▶ **What the exercise asks**: Look through the data below. Pick out the lines holding the string "coupon".

(Data entries)
+---+

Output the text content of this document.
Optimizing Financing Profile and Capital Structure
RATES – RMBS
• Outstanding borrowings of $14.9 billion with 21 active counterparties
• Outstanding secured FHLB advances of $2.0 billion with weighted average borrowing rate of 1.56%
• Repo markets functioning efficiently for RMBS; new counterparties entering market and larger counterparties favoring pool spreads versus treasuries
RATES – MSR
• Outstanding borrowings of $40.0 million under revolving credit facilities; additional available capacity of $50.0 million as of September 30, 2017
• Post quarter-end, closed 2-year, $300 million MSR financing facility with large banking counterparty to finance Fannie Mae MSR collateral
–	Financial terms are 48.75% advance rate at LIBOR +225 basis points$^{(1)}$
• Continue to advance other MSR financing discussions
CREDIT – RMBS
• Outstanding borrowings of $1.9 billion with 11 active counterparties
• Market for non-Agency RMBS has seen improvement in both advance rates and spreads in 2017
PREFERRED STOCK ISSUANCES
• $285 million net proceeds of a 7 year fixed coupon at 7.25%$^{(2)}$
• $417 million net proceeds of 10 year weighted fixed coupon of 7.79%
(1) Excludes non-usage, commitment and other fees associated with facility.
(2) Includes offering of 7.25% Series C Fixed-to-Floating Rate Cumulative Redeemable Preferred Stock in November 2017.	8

+---+

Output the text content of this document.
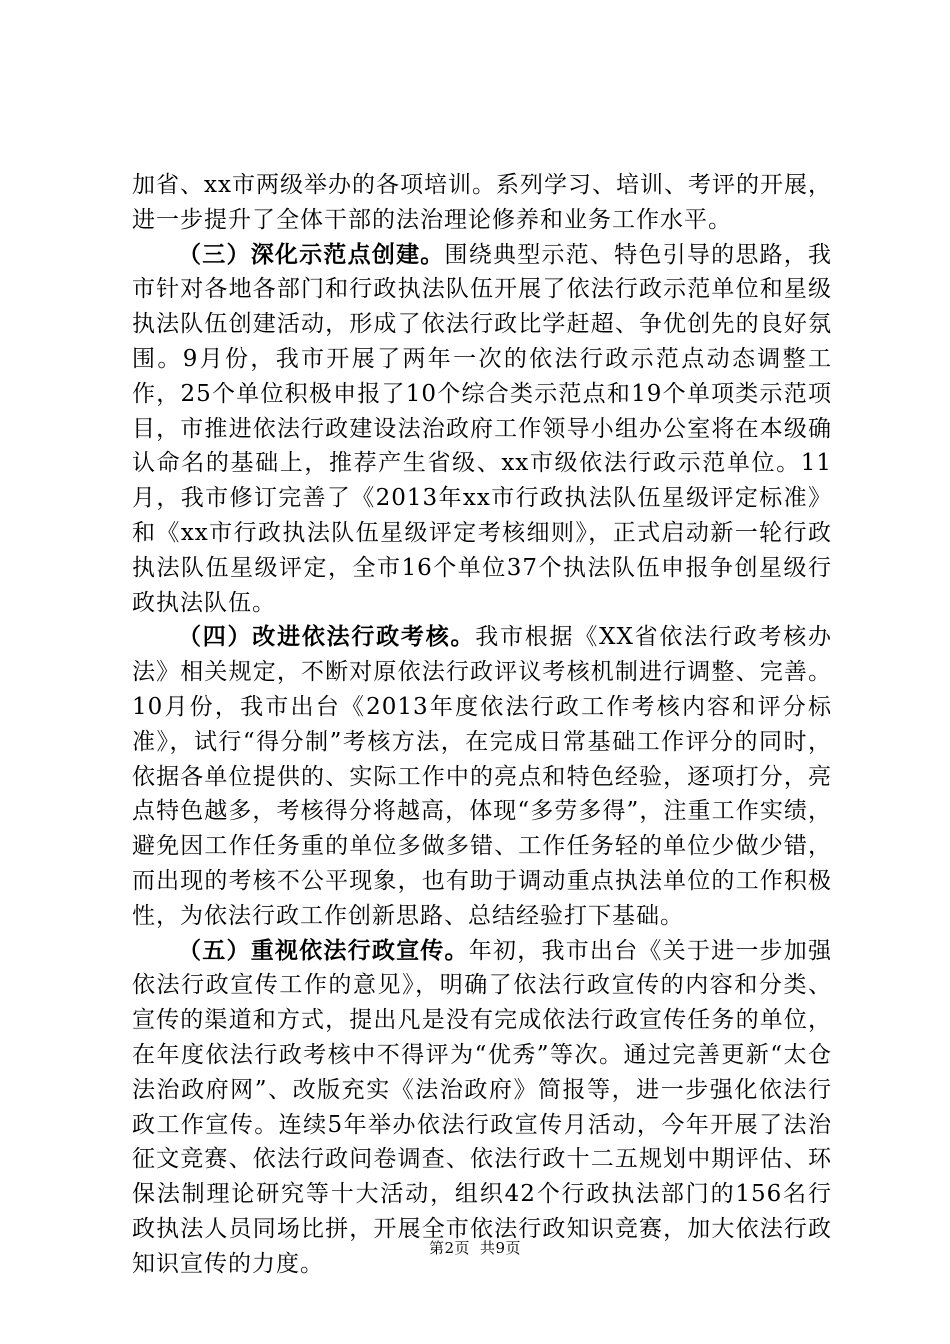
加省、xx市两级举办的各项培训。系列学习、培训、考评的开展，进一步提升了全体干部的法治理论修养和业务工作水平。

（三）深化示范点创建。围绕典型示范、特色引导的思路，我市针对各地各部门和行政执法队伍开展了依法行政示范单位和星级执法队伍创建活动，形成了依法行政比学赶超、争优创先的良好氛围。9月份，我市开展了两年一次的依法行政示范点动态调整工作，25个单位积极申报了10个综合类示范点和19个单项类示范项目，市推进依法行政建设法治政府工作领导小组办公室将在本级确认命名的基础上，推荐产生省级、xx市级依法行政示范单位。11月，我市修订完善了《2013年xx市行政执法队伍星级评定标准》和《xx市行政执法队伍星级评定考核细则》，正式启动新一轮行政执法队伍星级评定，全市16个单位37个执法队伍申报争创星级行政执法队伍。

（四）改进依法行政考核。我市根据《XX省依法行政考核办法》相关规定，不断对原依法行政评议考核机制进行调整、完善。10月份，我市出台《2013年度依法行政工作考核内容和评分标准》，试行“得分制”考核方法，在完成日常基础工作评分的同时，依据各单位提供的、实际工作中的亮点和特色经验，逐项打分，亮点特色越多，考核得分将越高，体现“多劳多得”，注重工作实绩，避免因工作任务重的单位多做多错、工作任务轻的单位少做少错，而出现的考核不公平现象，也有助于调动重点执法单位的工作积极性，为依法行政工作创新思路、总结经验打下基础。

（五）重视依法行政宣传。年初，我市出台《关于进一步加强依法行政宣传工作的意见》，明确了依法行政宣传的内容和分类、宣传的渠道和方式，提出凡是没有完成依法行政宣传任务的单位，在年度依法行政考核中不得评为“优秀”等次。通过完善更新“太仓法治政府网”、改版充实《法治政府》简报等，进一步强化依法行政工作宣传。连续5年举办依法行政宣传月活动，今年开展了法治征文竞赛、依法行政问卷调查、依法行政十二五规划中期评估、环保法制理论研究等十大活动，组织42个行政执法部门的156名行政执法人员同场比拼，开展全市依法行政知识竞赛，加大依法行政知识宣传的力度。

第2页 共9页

+---+

▶ **Response below**:
• $285 million net proceeds of a 7 year fixed coupon at 7.25%$^{(2)}$
• $417 million net proceeds of 10 year weighted fixed coupon of 7.79%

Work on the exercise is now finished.